## BEGIN Information supplied

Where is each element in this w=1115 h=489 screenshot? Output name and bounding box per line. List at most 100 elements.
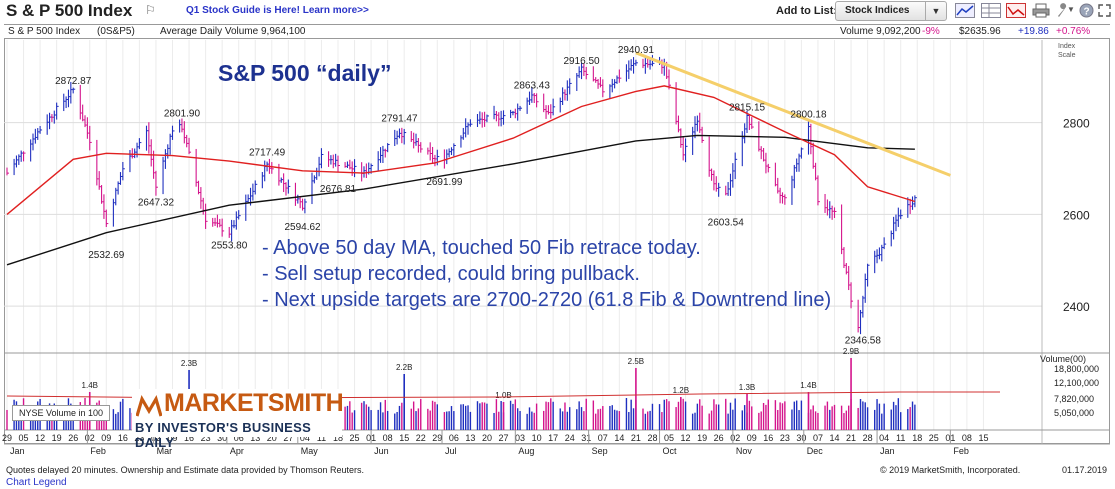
x-tick-label: 08	[383, 433, 393, 443]
x-tick-label: 23	[780, 433, 790, 443]
volume-axis-title: Volume(00)	[1040, 354, 1086, 364]
x-tick-label: 09	[167, 433, 177, 443]
x-tick-label: 15	[978, 433, 988, 443]
x-tick-label: 29	[432, 433, 442, 443]
x-tick-label: 09	[101, 433, 111, 443]
volume-data-label: 1.0B	[495, 391, 511, 400]
nyse-volume-label: NYSE Volume in 100	[12, 405, 110, 421]
expand-icon[interactable]	[1097, 3, 1112, 21]
flag-icon[interactable]: ⚐	[145, 3, 156, 17]
volume-data-label: 1.4B	[800, 381, 816, 390]
x-tick-label: 25	[350, 433, 360, 443]
print-icon[interactable]	[1032, 3, 1050, 21]
list-select[interactable]: Stock Indices ▼	[835, 1, 947, 21]
x-tick-label: 04	[300, 433, 310, 443]
x-tick-label: 26	[68, 433, 78, 443]
month-label: Oct	[663, 446, 678, 456]
promo-link[interactable]: Q1 Stock Guide is Here! Learn more>>	[186, 5, 369, 16]
x-tick-label: 06	[234, 433, 244, 443]
x-tick-label: 27	[283, 433, 293, 443]
x-tick-label: 19	[697, 433, 707, 443]
x-tick-label: 17	[548, 433, 558, 443]
footer-copyright: © 2019 MarketSmith, Incorporated.	[880, 465, 1021, 475]
x-tick-label: 27	[498, 433, 508, 443]
price-data-label: 2676.81	[320, 184, 357, 195]
price-readout: $2635.96	[959, 26, 1001, 37]
wrench-dropdown-icon[interactable]: ▼	[1067, 5, 1075, 14]
logo-tagline: BY INVESTOR'S BUSINESS DAILY	[135, 420, 312, 450]
x-tick-label: 23	[201, 433, 211, 443]
x-tick-label: 25	[929, 433, 939, 443]
index-symbol: (0S&P5)	[97, 26, 135, 37]
volume-data-label: 1.2B	[673, 386, 689, 395]
x-tick-label: 14	[614, 433, 624, 443]
price-axis-label: Scale	[1058, 52, 1076, 59]
x-tick-label: 20	[267, 433, 277, 443]
month-label: May	[301, 446, 319, 456]
page-title: S & P 500 Index	[6, 1, 133, 20]
chevron-down-icon[interactable]: ▼	[925, 2, 946, 20]
volume-readout: Volume 9,092,200	[840, 26, 921, 37]
x-tick-label: 10	[532, 433, 542, 443]
table-icon[interactable]	[981, 3, 1001, 21]
price-data-label: 2603.54	[708, 218, 745, 229]
price-axis-label: Index	[1058, 43, 1076, 50]
x-tick-label: 08	[962, 433, 972, 443]
volume-data-label: 2.5B	[628, 357, 644, 366]
line-chart-icon[interactable]	[955, 3, 975, 21]
svg-text:?: ?	[1083, 7, 1089, 18]
x-tick-label: 04	[879, 433, 889, 443]
x-tick-label: 11	[896, 433, 905, 443]
volume-data-label: 1.3B	[739, 383, 755, 392]
x-tick-label: 12	[35, 433, 45, 443]
red-chart-icon[interactable]	[1006, 3, 1026, 21]
price-data-label: 2801.90	[164, 109, 201, 120]
month-label: Feb	[953, 446, 969, 456]
footer-date: 01.17.2019	[1062, 465, 1108, 475]
chart-headline: S&P 500 “daily”	[218, 60, 392, 86]
x-tick-label: 02	[151, 433, 161, 443]
volume-data-label: 2.9B	[843, 347, 859, 356]
x-tick-label: 13	[465, 433, 475, 443]
marketsmith-logo: MARKETSMITH BY INVESTOR'S BUSINESS DAILY	[132, 389, 344, 450]
price-tick-label: 2400	[1063, 300, 1090, 314]
x-tick-label: 14	[829, 433, 839, 443]
x-tick-label: 31	[581, 433, 591, 443]
price-data-label: 2553.80	[211, 241, 248, 252]
downtrend-line	[635, 51, 951, 177]
x-tick-label: 18	[912, 433, 922, 443]
logo-brand: MARKETSMITH	[164, 389, 344, 417]
volume-tick-label: 12,100,000	[1054, 378, 1099, 388]
month-label: Jun	[374, 446, 389, 456]
help-icon[interactable]: ?	[1079, 3, 1094, 21]
wrench-icon[interactable]	[1055, 3, 1069, 21]
x-tick-label: 26	[714, 433, 724, 443]
month-label: Jan	[880, 446, 895, 456]
x-tick-label: 12	[681, 433, 691, 443]
x-tick-label: 16	[763, 433, 773, 443]
price-bars	[6, 55, 917, 335]
x-tick-label: 03	[515, 433, 525, 443]
month-label: Feb	[90, 446, 106, 456]
x-tick-label: 28	[863, 433, 873, 443]
annotation-line-3: - Next upside targets are 2700-2720 (61.…	[262, 289, 832, 311]
marketsmith-logo-mark	[136, 395, 162, 417]
volume-tick-label: 5,050,000	[1054, 408, 1094, 418]
x-tick-label: 28	[647, 433, 657, 443]
x-tick-label: 23	[134, 433, 144, 443]
x-tick-label: 11	[317, 433, 326, 443]
x-tick-label: 15	[399, 433, 409, 443]
price-data-label: 2647.32	[138, 198, 175, 209]
volume-change: -9%	[922, 26, 940, 37]
top-bar: S & P 500 Index ⚐ Q1 Stock Guide is Here…	[0, 0, 1115, 22]
price-data-label: 2940.91	[618, 45, 655, 56]
price-data-label: 2800.18	[790, 110, 827, 121]
price-data-label: 2815.15	[729, 103, 766, 114]
x-tick-label: 16	[184, 433, 194, 443]
x-tick-label: 21	[631, 433, 641, 443]
chart-legend-link[interactable]: Chart Legend	[6, 477, 67, 488]
month-label: Jan	[10, 446, 25, 456]
volume-data-label: 2.2B	[396, 363, 412, 372]
x-tick-label: 07	[598, 433, 608, 443]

## END Information supplied

The problem -
Please copy out every line of the records above without any change, leaving out the pictures.

Solution for this task -
Where is each element in this w=1115 h=489 screenshot? Output name and bounding box per line. List at most 100 elements.
x-tick-label: 08	[383, 433, 393, 443]
x-tick-label: 23	[780, 433, 790, 443]
volume-axis-title: Volume(00)	[1040, 354, 1086, 364]
x-tick-label: 09	[167, 433, 177, 443]
x-tick-label: 15	[978, 433, 988, 443]
x-tick-label: 29	[432, 433, 442, 443]
x-tick-label: 09	[101, 433, 111, 443]
volume-data-label: 1.0B	[495, 391, 511, 400]
nyse-volume-label: NYSE Volume in 100	[12, 405, 110, 421]
expand-icon[interactable]	[1097, 3, 1112, 21]
flag-icon[interactable]: ⚐	[145, 3, 156, 17]
volume-data-label: 1.4B	[800, 381, 816, 390]
x-tick-label: 25	[350, 433, 360, 443]
print-icon[interactable]	[1032, 3, 1050, 21]
list-select[interactable]: Stock Indices ▼	[835, 1, 947, 21]
x-tick-label: 04	[300, 433, 310, 443]
x-tick-label: 26	[68, 433, 78, 443]
month-label: Oct	[663, 446, 678, 456]
promo-link[interactable]: Q1 Stock Guide is Here! Learn more>>	[186, 5, 369, 16]
x-tick-label: 06	[234, 433, 244, 443]
x-tick-label: 27	[283, 433, 293, 443]
x-tick-label: 19	[697, 433, 707, 443]
x-tick-label: 17	[548, 433, 558, 443]
footer-copyright: © 2019 MarketSmith, Incorporated.	[880, 465, 1021, 475]
x-tick-label: 27	[498, 433, 508, 443]
price-data-label: 2676.81	[320, 184, 357, 195]
price-readout: $2635.96	[959, 26, 1001, 37]
wrench-dropdown-icon[interactable]: ▼	[1067, 5, 1075, 14]
logo-tagline: BY INVESTOR'S BUSINESS DAILY	[135, 420, 312, 450]
x-tick-label: 23	[201, 433, 211, 443]
x-tick-label: 25	[929, 433, 939, 443]
index-symbol: (0S&P5)	[97, 26, 135, 37]
volume-data-label: 1.2B	[673, 386, 689, 395]
x-tick-label: 14	[614, 433, 624, 443]
price-axis-label: Scale	[1058, 52, 1076, 59]
x-tick-label: 20	[267, 433, 277, 443]
month-label: May	[301, 446, 319, 456]
page-title: S & P 500 Index	[6, 1, 133, 20]
chevron-down-icon[interactable]: ▼	[925, 2, 946, 20]
volume-readout: Volume 9,092,200	[840, 26, 921, 37]
x-tick-label: 10	[532, 433, 542, 443]
table-icon[interactable]	[981, 3, 1001, 21]
price-data-label: 2603.54	[708, 218, 745, 229]
price-axis-label: Index	[1058, 43, 1076, 50]
x-tick-label: 08	[962, 433, 972, 443]
volume-data-label: 2.5B	[628, 357, 644, 366]
line-chart-icon[interactable]	[955, 3, 975, 21]
svg-text:?: ?	[1083, 7, 1089, 18]
x-tick-label: 04	[879, 433, 889, 443]
x-tick-label: 11	[896, 433, 905, 443]
volume-data-label: 1.3B	[739, 383, 755, 392]
x-tick-label: 12	[35, 433, 45, 443]
red-chart-icon[interactable]	[1006, 3, 1026, 21]
price-data-label: 2801.90	[164, 109, 201, 120]
month-label: Feb	[953, 446, 969, 456]
footer-date: 01.17.2019	[1062, 465, 1108, 475]
chart-headline: S&P 500 “daily”	[218, 60, 392, 86]
x-tick-label: 02	[151, 433, 161, 443]
volume-data-label: 2.9B	[843, 347, 859, 356]
x-tick-label: 13	[465, 433, 475, 443]
marketsmith-logo: MARKETSMITH BY INVESTOR'S BUSINESS DAILY	[132, 389, 344, 450]
price-tick-label: 2400	[1063, 300, 1090, 314]
x-tick-label: 14	[829, 433, 839, 443]
x-tick-label: 31	[581, 433, 591, 443]
price-data-label: 2553.80	[211, 241, 248, 252]
downtrend-line	[635, 51, 951, 177]
x-tick-label: 18	[912, 433, 922, 443]
logo-brand: MARKETSMITH	[164, 389, 344, 417]
volume-tick-label: 12,100,000	[1054, 378, 1099, 388]
month-label: Jun	[374, 446, 389, 456]
help-icon[interactable]: ?	[1079, 3, 1094, 21]
wrench-icon[interactable]	[1055, 3, 1069, 21]
x-tick-label: 26	[714, 433, 724, 443]
month-label: Jan	[880, 446, 895, 456]
x-tick-label: 12	[681, 433, 691, 443]
x-tick-label: 16	[763, 433, 773, 443]
price-bars	[6, 55, 917, 335]
x-tick-label: 03	[515, 433, 525, 443]
month-label: Feb	[90, 446, 106, 456]
x-tick-label: 28	[863, 433, 873, 443]
annotation-line-3: - Next upside targets are 2700-2720 (61.…	[262, 289, 832, 311]
marketsmith-logo-mark	[136, 395, 162, 417]
volume-tick-label: 5,050,000	[1054, 408, 1094, 418]
x-tick-label: 28	[647, 433, 657, 443]
x-tick-label: 23	[134, 433, 144, 443]
x-tick-label: 11	[317, 433, 326, 443]
x-tick-label: 15	[399, 433, 409, 443]
price-data-label: 2647.32	[138, 198, 175, 209]
volume-change: -9%	[922, 26, 940, 37]
top-bar: S & P 500 Index ⚐ Q1 Stock Guide is Here…	[0, 0, 1115, 22]
price-data-label: 2940.91	[618, 45, 655, 56]
price-data-label: 2800.18	[790, 110, 827, 121]
price-data-label: 2815.15	[729, 103, 766, 114]
x-tick-label: 16	[184, 433, 194, 443]
x-tick-label: 21	[631, 433, 641, 443]
chart-legend-link[interactable]: Chart Legend	[6, 477, 67, 488]
month-label: Jan	[10, 446, 25, 456]
volume-data-label: 2.2B	[396, 363, 412, 372]
x-tick-label: 07	[598, 433, 608, 443]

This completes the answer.